- Stated exercise
Without the pictures, return all of the material exactly as written.

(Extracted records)
§ §

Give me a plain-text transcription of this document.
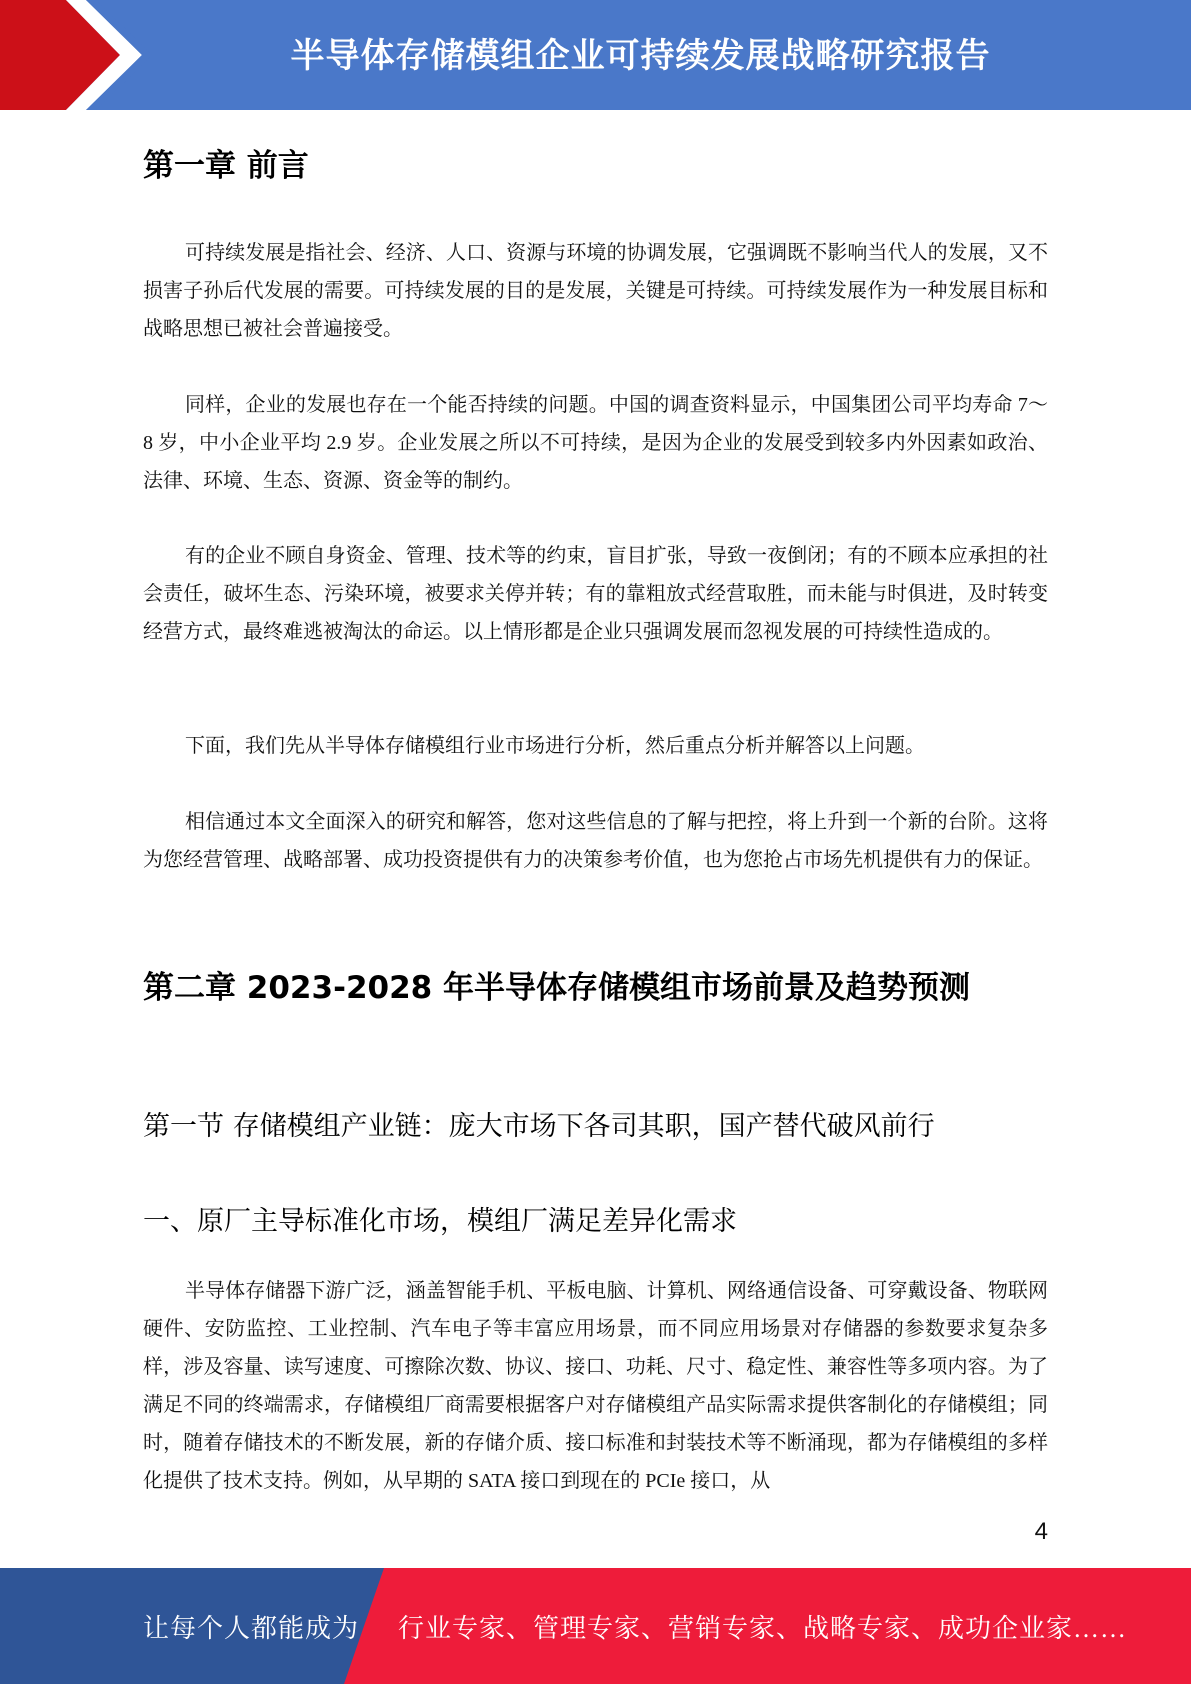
半导体存储模组企业可持续发展战略研究报告
第一章 前言

可持续发展是指社会、经济、人口、资源与环境的协调发展，它强调既不影响当代人的发展，又不损害子孙后代发展的需要。可持续发展的目的是发展，关键是可持续。可持续发展作为一种发展目标和战略思想已被社会普遍接受。

同样，企业的发展也存在一个能否持续的问题。中国的调查资料显示，中国集团公司平均寿命 7～8 岁，中小企业平均 2.9 岁。企业发展之所以不可持续，是因为企业的发展受到较多内外因素如政治、法律、环境、生态、资源、资金等的制约。

有的企业不顾自身资金、管理、技术等的约束，盲目扩张，导致一夜倒闭；有的不顾本应承担的社会责任，破坏生态、污染环境，被要求关停并转；有的靠粗放式经营取胜，而未能与时俱进，及时转变经营方式，最终难逃被淘汰的命运。以上情形都是企业只强调发展而忽视发展的可持续性造成的。

下面，我们先从半导体存储模组行业市场进行分析，然后重点分析并解答以上问题。

相信通过本文全面深入的研究和解答，您对这些信息的了解与把控，将上升到一个新的台阶。这将为您经营管理、战略部署、成功投资提供有力的决策参考价值，也为您抢占市场先机提供有力的保证。

第二章 2023-2028 年半导体存储模组市场前景及趋势预测
第一节 存储模组产业链：庞大市场下各司其职，国产替代破风前行
一、原厂主导标准化市场，模组厂满足差异化需求

半导体存储器下游广泛，涵盖智能手机、平板电脑、计算机、网络通信设备、可穿戴设备、物联网硬件、安防监控、工业控制、汽车电子等丰富应用场景，而不同应用场景对存储器的参数要求复杂多样，涉及容量、读写速度、可擦除次数、协议、接口、功耗、尺寸、稳定性、兼容性等多项内容。为了满足不同的终端需求，存储模组厂商需要根据客户对存储模组产品实际需求提供客制化的存储模组；同时，随着存储技术的不断发展，新的存储介质、接口标准和封装技术等不断涌现，都为存储模组的多样化提供了技术支持。例如，从早期的 SATA 接口到现在的 PCIe 接口，从

4
让每个人都能成为 行业专家、管理专家、营销专家、战略专家、成功企业家……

§ §

- Completed task
Give me a plain-text transcription of this document.
半导体存储模组企业可持续发展战略研究报告
第一章 前言

可持续发展是指社会、经济、人口、资源与环境的协调发展，它强调既不影响当代人的发展，又不损害子孙后代发展的需要。可持续发展的目的是发展，关键是可持续。可持续发展作为一种发展目标和战略思想已被社会普遍接受。

同样，企业的发展也存在一个能否持续的问题。中国的调查资料显示，中国集团公司平均寿命 7～8 岁，中小企业平均 2.9 岁。企业发展之所以不可持续，是因为企业的发展受到较多内外因素如政治、法律、环境、生态、资源、资金等的制约。

有的企业不顾自身资金、管理、技术等的约束，盲目扩张，导致一夜倒闭；有的不顾本应承担的社会责任，破坏生态、污染环境，被要求关停并转；有的靠粗放式经营取胜，而未能与时俱进，及时转变经营方式，最终难逃被淘汰的命运。以上情形都是企业只强调发展而忽视发展的可持续性造成的。

下面，我们先从半导体存储模组行业市场进行分析，然后重点分析并解答以上问题。

相信通过本文全面深入的研究和解答，您对这些信息的了解与把控，将上升到一个新的台阶。这将为您经营管理、战略部署、成功投资提供有力的决策参考价值，也为您抢占市场先机提供有力的保证。

第二章 2023-2028 年半导体存储模组市场前景及趋势预测
第一节 存储模组产业链：庞大市场下各司其职，国产替代破风前行
一、原厂主导标准化市场，模组厂满足差异化需求

半导体存储器下游广泛，涵盖智能手机、平板电脑、计算机、网络通信设备、可穿戴设备、物联网硬件、安防监控、工业控制、汽车电子等丰富应用场景，而不同应用场景对存储器的参数要求复杂多样，涉及容量、读写速度、可擦除次数、协议、接口、功耗、尺寸、稳定性、兼容性等多项内容。为了满足不同的终端需求，存储模组厂商需要根据客户对存储模组产品实际需求提供客制化的存储模组；同时，随着存储技术的不断发展，新的存储介质、接口标准和封装技术等不断涌现，都为存储模组的多样化提供了技术支持。例如，从早期的 SATA 接口到现在的 PCIe 接口，从

4
让每个人都能成为 行业专家、管理专家、营销专家、战略专家、成功企业家……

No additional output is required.